** Start of RECORD EXCERPTS **

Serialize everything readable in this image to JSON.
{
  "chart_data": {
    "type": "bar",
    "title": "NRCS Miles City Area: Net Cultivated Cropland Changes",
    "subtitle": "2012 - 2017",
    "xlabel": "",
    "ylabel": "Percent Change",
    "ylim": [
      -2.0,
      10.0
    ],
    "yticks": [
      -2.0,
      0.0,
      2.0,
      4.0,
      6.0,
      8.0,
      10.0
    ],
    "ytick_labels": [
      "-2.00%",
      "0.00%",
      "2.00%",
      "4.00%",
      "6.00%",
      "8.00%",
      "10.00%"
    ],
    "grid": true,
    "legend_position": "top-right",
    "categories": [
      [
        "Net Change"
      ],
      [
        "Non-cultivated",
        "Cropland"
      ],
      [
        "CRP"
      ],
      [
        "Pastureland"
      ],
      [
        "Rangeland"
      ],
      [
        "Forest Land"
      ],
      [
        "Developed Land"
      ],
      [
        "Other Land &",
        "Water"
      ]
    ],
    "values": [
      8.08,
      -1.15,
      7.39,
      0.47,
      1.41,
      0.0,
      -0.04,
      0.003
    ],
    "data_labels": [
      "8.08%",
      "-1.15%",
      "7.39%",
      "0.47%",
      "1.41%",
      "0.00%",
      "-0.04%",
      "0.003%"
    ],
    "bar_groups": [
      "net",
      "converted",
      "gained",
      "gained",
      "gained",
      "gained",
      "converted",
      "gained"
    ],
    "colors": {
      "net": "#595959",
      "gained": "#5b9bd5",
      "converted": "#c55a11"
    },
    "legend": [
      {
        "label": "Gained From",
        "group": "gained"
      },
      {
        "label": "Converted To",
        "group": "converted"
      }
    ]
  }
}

** End of RECORD EXCERPTS **

List the lines of the records where "Cropland" occurs.

### WRITTEN SOLUTION:
    "title": "NRCS Miles City Area: Net Cultivated Cropland Changes",
        "Cropland"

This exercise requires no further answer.